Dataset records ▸
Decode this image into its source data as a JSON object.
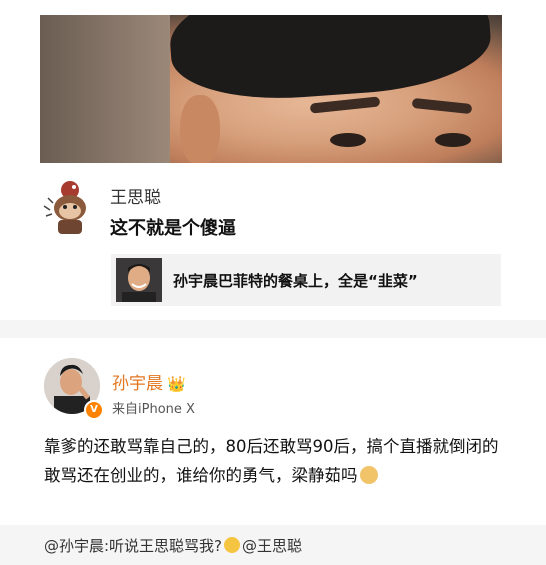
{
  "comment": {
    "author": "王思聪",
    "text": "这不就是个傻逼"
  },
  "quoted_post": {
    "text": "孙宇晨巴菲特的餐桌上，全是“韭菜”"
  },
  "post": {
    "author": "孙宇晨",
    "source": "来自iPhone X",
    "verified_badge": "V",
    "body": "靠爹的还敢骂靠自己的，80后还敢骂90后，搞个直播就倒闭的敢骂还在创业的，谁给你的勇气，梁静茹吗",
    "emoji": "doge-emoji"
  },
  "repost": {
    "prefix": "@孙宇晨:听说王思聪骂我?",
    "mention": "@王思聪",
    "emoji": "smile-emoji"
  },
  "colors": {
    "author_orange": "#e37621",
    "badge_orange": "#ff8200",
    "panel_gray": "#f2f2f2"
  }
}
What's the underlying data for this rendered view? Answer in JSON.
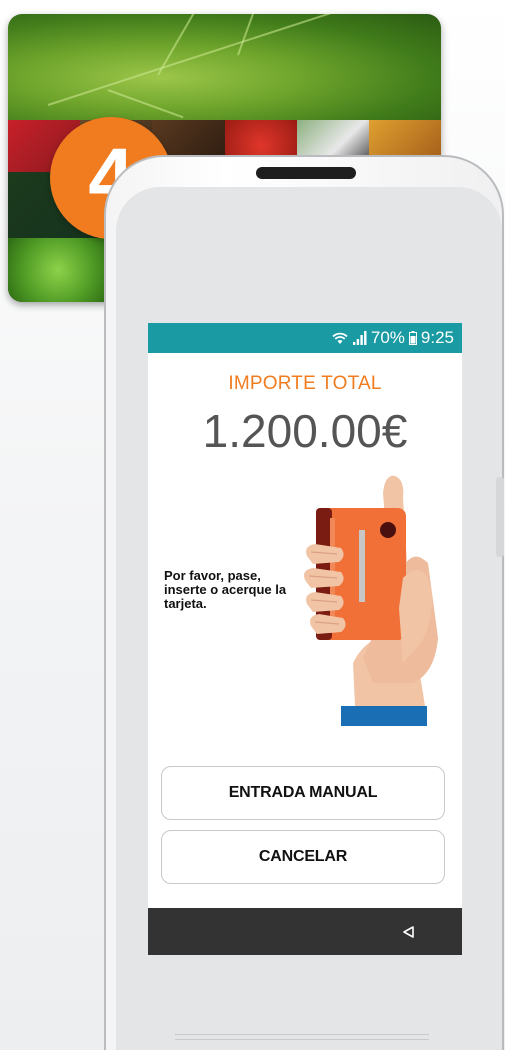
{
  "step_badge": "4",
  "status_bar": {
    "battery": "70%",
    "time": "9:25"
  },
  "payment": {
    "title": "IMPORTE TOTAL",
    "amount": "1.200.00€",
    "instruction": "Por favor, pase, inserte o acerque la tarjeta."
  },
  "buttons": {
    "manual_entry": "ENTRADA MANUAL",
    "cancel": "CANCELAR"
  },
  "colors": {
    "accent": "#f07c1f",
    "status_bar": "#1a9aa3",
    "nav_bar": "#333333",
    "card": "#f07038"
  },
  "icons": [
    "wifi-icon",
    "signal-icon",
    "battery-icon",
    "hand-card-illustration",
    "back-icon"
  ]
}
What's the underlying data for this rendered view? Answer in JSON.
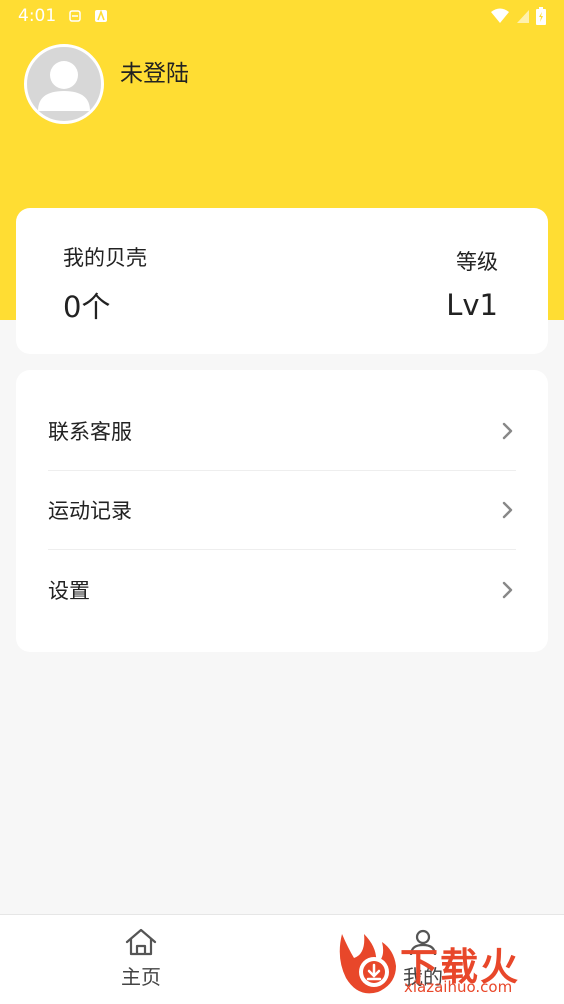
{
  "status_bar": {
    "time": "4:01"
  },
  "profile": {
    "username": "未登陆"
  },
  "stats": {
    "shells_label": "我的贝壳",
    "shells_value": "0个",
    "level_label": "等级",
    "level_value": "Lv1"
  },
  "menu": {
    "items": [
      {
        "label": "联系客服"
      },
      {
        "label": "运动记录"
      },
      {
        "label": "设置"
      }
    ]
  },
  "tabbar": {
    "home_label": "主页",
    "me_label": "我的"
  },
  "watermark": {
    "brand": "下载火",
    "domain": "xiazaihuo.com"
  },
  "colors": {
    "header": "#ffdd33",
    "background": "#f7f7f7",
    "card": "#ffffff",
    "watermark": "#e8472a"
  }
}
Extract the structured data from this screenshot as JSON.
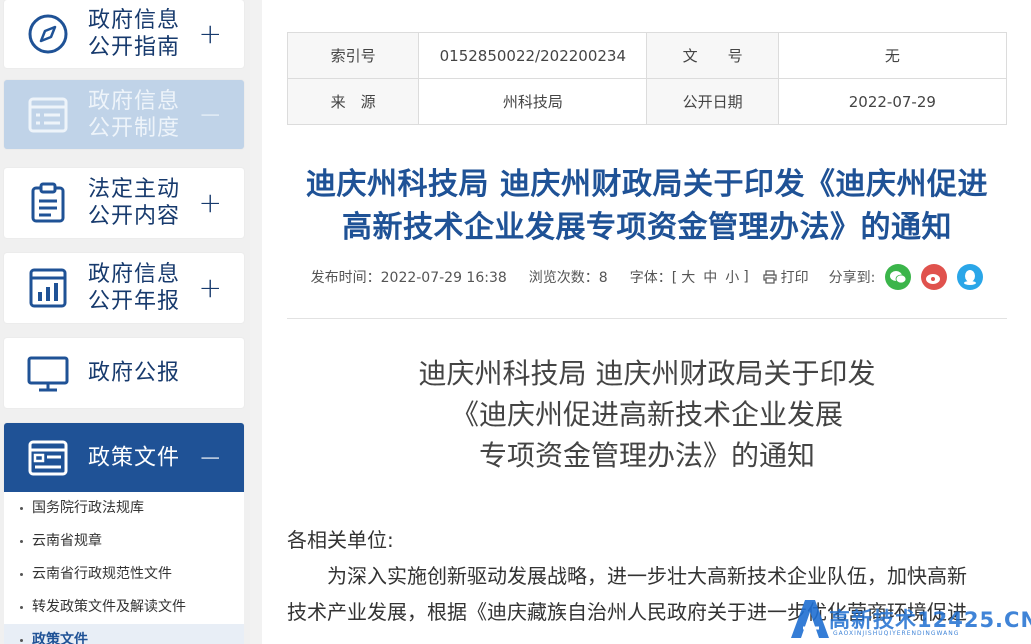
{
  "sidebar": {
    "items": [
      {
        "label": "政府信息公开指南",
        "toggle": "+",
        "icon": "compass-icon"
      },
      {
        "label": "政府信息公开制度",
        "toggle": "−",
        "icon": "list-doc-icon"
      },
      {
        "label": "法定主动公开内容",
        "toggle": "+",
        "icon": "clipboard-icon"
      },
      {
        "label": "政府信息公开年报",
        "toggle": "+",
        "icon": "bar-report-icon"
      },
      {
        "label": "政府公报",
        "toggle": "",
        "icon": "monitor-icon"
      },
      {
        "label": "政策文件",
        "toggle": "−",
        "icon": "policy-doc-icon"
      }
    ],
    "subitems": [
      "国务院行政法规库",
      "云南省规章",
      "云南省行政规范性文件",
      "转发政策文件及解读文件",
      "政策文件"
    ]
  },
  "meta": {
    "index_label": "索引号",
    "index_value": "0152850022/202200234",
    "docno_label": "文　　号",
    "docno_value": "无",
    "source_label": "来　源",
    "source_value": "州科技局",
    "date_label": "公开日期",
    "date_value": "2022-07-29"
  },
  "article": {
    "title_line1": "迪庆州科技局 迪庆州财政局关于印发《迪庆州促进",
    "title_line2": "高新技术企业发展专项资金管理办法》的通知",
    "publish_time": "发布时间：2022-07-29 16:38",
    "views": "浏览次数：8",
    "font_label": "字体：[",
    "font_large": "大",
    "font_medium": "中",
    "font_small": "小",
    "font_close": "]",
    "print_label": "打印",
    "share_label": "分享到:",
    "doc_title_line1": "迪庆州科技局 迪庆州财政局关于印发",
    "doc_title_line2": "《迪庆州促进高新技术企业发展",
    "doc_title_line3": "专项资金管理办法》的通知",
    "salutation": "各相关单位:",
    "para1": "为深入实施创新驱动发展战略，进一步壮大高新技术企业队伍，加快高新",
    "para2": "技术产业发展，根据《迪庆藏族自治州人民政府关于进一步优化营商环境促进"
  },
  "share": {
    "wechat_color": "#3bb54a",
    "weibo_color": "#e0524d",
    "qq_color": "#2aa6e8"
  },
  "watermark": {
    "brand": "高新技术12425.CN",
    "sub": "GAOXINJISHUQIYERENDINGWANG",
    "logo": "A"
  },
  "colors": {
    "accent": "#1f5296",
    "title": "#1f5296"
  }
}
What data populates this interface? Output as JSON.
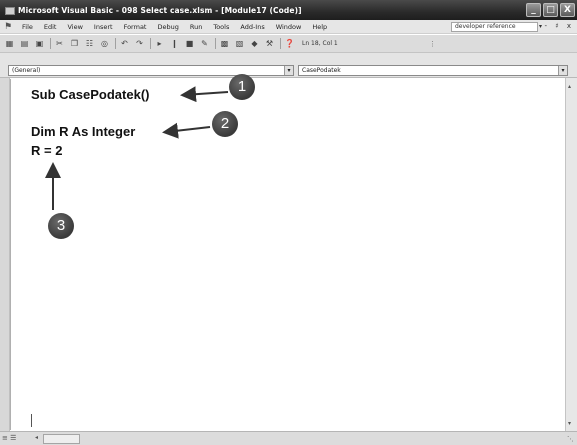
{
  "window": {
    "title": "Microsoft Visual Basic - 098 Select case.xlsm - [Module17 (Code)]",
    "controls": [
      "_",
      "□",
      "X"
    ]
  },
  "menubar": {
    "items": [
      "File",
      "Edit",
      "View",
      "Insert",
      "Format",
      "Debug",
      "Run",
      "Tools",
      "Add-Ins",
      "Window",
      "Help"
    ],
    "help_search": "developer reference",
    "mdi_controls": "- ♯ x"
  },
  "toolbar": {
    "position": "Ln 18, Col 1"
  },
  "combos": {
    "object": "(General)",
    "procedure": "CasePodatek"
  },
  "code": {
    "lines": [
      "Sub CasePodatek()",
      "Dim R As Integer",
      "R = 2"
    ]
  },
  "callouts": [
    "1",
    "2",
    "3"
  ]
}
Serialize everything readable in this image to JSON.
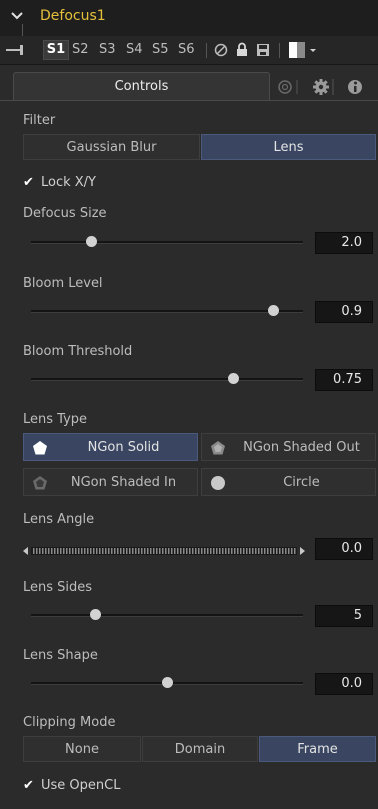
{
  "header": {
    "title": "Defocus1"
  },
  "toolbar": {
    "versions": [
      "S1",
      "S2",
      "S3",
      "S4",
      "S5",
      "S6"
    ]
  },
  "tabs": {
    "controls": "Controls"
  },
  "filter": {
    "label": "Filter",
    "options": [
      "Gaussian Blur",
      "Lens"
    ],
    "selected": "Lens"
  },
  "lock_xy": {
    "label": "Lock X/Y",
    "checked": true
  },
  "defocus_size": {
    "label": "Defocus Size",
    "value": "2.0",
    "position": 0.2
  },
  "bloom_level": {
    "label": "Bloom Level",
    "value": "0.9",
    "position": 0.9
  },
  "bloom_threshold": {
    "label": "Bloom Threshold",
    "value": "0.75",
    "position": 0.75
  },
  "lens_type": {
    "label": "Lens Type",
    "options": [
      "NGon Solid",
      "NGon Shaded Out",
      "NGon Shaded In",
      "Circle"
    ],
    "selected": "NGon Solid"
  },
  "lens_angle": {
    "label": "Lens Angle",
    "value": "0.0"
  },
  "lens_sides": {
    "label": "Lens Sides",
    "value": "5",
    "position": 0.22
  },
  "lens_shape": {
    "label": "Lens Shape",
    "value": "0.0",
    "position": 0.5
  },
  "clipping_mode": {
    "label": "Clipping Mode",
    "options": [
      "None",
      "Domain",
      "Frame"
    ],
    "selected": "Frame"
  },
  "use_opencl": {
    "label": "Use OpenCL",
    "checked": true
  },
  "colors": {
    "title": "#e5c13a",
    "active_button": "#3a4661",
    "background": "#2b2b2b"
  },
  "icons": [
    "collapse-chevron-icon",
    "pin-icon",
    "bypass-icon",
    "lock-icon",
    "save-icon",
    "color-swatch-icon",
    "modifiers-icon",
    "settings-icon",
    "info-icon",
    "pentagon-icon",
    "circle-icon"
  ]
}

Exercise ▸ Exclude the pictures and repeat every other part of the records word for word.

Finished answer ▸
Decode this image into its source data as a JSON object.
{
  "comment": {
    "author": "王思聪",
    "text": "这不就是个傻逼"
  },
  "quoted_post": {
    "text": "孙宇晨巴菲特的餐桌上，全是“韭菜”"
  },
  "post": {
    "author": "孙宇晨",
    "source": "来自iPhone X",
    "verified_badge": "V",
    "body": "靠爹的还敢骂靠自己的，80后还敢骂90后，搞个直播就倒闭的敢骂还在创业的，谁给你的勇气，梁静茹吗",
    "emoji": "doge-emoji"
  },
  "repost": {
    "prefix": "@孙宇晨:听说王思聪骂我?",
    "mention": "@王思聪",
    "emoji": "smile-emoji"
  },
  "colors": {
    "author_orange": "#e37621",
    "badge_orange": "#ff8200",
    "panel_gray": "#f2f2f2"
  }
}
What's the underlying data for this rendered view? Answer in JSON.
{
  "step_badge": "4",
  "status_bar": {
    "battery": "70%",
    "time": "9:25"
  },
  "payment": {
    "title": "IMPORTE TOTAL",
    "amount": "1.200.00€",
    "instruction": "Por favor, pase, inserte o acerque la tarjeta."
  },
  "buttons": {
    "manual_entry": "ENTRADA MANUAL",
    "cancel": "CANCELAR"
  },
  "colors": {
    "accent": "#f07c1f",
    "status_bar": "#1a9aa3",
    "nav_bar": "#333333",
    "card": "#f07038"
  },
  "icons": [
    "wifi-icon",
    "signal-icon",
    "battery-icon",
    "hand-card-illustration",
    "back-icon"
  ]
}
What's the underlying data for this rendered view? Answer in JSON.
{
  "status_bar": {
    "time": "4:01"
  },
  "profile": {
    "username": "未登陆"
  },
  "stats": {
    "shells_label": "我的贝壳",
    "shells_value": "0个",
    "level_label": "等级",
    "level_value": "Lv1"
  },
  "menu": {
    "items": [
      {
        "label": "联系客服"
      },
      {
        "label": "运动记录"
      },
      {
        "label": "设置"
      }
    ]
  },
  "tabbar": {
    "home_label": "主页",
    "me_label": "我的"
  },
  "watermark": {
    "brand": "下载火",
    "domain": "xiazaihuo.com"
  },
  "colors": {
    "header": "#ffdd33",
    "background": "#f7f7f7",
    "card": "#ffffff",
    "watermark": "#e8472a"
  }
}
Extract the structured data from this screenshot as JSON.
{
  "sidebar": {
    "items": [
      {
        "label": "政府信息公开指南",
        "toggle": "+",
        "icon": "compass-icon"
      },
      {
        "label": "政府信息公开制度",
        "toggle": "−",
        "icon": "list-doc-icon"
      },
      {
        "label": "法定主动公开内容",
        "toggle": "+",
        "icon": "clipboard-icon"
      },
      {
        "label": "政府信息公开年报",
        "toggle": "+",
        "icon": "bar-report-icon"
      },
      {
        "label": "政府公报",
        "toggle": "",
        "icon": "monitor-icon"
      },
      {
        "label": "政策文件",
        "toggle": "−",
        "icon": "policy-doc-icon"
      }
    ],
    "subitems": [
      "国务院行政法规库",
      "云南省规章",
      "云南省行政规范性文件",
      "转发政策文件及解读文件",
      "政策文件"
    ]
  },
  "meta": {
    "index_label": "索引号",
    "index_value": "0152850022/202200234",
    "docno_label": "文　　号",
    "docno_value": "无",
    "source_label": "来　源",
    "source_value": "州科技局",
    "date_label": "公开日期",
    "date_value": "2022-07-29"
  },
  "article": {
    "title_line1": "迪庆州科技局 迪庆州财政局关于印发《迪庆州促进",
    "title_line2": "高新技术企业发展专项资金管理办法》的通知",
    "publish_time": "发布时间：2022-07-29 16:38",
    "views": "浏览次数：8",
    "font_label": "字体：[",
    "font_large": "大",
    "font_medium": "中",
    "font_small": "小",
    "font_close": "]",
    "print_label": "打印",
    "share_label": "分享到:",
    "doc_title_line1": "迪庆州科技局 迪庆州财政局关于印发",
    "doc_title_line2": "《迪庆州促进高新技术企业发展",
    "doc_title_line3": "专项资金管理办法》的通知",
    "salutation": "各相关单位:",
    "para1": "为深入实施创新驱动发展战略，进一步壮大高新技术企业队伍，加快高新",
    "para2": "技术产业发展，根据《迪庆藏族自治州人民政府关于进一步优化营商环境促进"
  },
  "share": {
    "wechat_color": "#3bb54a",
    "weibo_color": "#e0524d",
    "qq_color": "#2aa6e8"
  },
  "watermark": {
    "brand": "高新技术12425.CN",
    "sub": "GAOXINJISHUQIYERENDINGWANG",
    "logo": "A"
  },
  "colors": {
    "accent": "#1f5296",
    "title": "#1f5296"
  }
}
What data populates this interface? Output as JSON.
{
  "window": {
    "title": "Microsoft Visual Basic - 098 Select case.xlsm - [Module17 (Code)]",
    "controls": [
      "_",
      "□",
      "X"
    ]
  },
  "menubar": {
    "items": [
      "File",
      "Edit",
      "View",
      "Insert",
      "Format",
      "Debug",
      "Run",
      "Tools",
      "Add-Ins",
      "Window",
      "Help"
    ],
    "help_search": "developer reference",
    "mdi_controls": "- ♯ x"
  },
  "toolbar": {
    "position": "Ln 18, Col 1"
  },
  "combos": {
    "object": "(General)",
    "procedure": "CasePodatek"
  },
  "code": {
    "lines": [
      "Sub CasePodatek()",
      "Dim R As Integer",
      "R = 2"
    ]
  },
  "callouts": [
    "1",
    "2",
    "3"
  ]
}
Serialize everything readable in this image to JSON.
{
  "header": {
    "title": "Defocus1"
  },
  "toolbar": {
    "versions": [
      "S1",
      "S2",
      "S3",
      "S4",
      "S5",
      "S6"
    ]
  },
  "tabs": {
    "controls": "Controls"
  },
  "filter": {
    "label": "Filter",
    "options": [
      "Gaussian Blur",
      "Lens"
    ],
    "selected": "Lens"
  },
  "lock_xy": {
    "label": "Lock X/Y",
    "checked": true
  },
  "defocus_size": {
    "label": "Defocus Size",
    "value": "2.0",
    "position": 0.2
  },
  "bloom_level": {
    "label": "Bloom Level",
    "value": "0.9",
    "position": 0.9
  },
  "bloom_threshold": {
    "label": "Bloom Threshold",
    "value": "0.75",
    "position": 0.75
  },
  "lens_type": {
    "label": "Lens Type",
    "options": [
      "NGon Solid",
      "NGon Shaded Out",
      "NGon Shaded In",
      "Circle"
    ],
    "selected": "NGon Solid"
  },
  "lens_angle": {
    "label": "Lens Angle",
    "value": "0.0"
  },
  "lens_sides": {
    "label": "Lens Sides",
    "value": "5",
    "position": 0.22
  },
  "lens_shape": {
    "label": "Lens Shape",
    "value": "0.0",
    "position": 0.5
  },
  "clipping_mode": {
    "label": "Clipping Mode",
    "options": [
      "None",
      "Domain",
      "Frame"
    ],
    "selected": "Frame"
  },
  "use_opencl": {
    "label": "Use OpenCL",
    "checked": true
  },
  "colors": {
    "title": "#e5c13a",
    "active_button": "#3a4661",
    "background": "#2b2b2b"
  },
  "icons": [
    "collapse-chevron-icon",
    "pin-icon",
    "bypass-icon",
    "lock-icon",
    "save-icon",
    "color-swatch-icon",
    "modifiers-icon",
    "settings-icon",
    "info-icon",
    "pentagon-icon",
    "circle-icon"
  ]
}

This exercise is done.